== Material provided

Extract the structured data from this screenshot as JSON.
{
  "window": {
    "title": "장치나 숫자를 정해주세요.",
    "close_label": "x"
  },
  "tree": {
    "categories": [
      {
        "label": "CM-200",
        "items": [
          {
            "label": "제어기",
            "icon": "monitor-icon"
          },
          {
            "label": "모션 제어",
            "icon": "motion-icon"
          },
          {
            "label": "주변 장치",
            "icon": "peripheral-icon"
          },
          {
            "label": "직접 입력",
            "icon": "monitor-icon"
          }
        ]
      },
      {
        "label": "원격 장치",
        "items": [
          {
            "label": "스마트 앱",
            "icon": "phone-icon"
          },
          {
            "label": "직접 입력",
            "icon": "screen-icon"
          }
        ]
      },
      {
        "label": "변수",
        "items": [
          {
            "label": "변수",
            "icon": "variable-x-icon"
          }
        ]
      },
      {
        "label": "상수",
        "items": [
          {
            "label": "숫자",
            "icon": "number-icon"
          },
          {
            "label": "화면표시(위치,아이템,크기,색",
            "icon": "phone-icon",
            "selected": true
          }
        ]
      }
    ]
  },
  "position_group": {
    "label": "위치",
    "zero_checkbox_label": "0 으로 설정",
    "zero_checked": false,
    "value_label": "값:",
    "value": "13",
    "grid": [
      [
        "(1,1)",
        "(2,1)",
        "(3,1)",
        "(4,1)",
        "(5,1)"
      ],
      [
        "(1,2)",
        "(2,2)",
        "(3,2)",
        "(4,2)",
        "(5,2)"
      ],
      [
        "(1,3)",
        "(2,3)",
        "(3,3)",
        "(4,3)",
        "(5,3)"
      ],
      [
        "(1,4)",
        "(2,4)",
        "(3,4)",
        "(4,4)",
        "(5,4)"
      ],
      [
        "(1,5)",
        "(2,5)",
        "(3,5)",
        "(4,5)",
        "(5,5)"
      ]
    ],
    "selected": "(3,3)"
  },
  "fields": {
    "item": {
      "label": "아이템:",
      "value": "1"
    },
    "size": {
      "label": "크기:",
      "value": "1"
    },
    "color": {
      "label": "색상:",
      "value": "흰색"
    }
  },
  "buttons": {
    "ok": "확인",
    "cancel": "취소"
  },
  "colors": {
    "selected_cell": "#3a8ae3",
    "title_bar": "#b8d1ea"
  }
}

====

## What the exercise asks
The lines above form a set of records; determine how many of them contain the string "icon" and give that number alone.

## Result below
9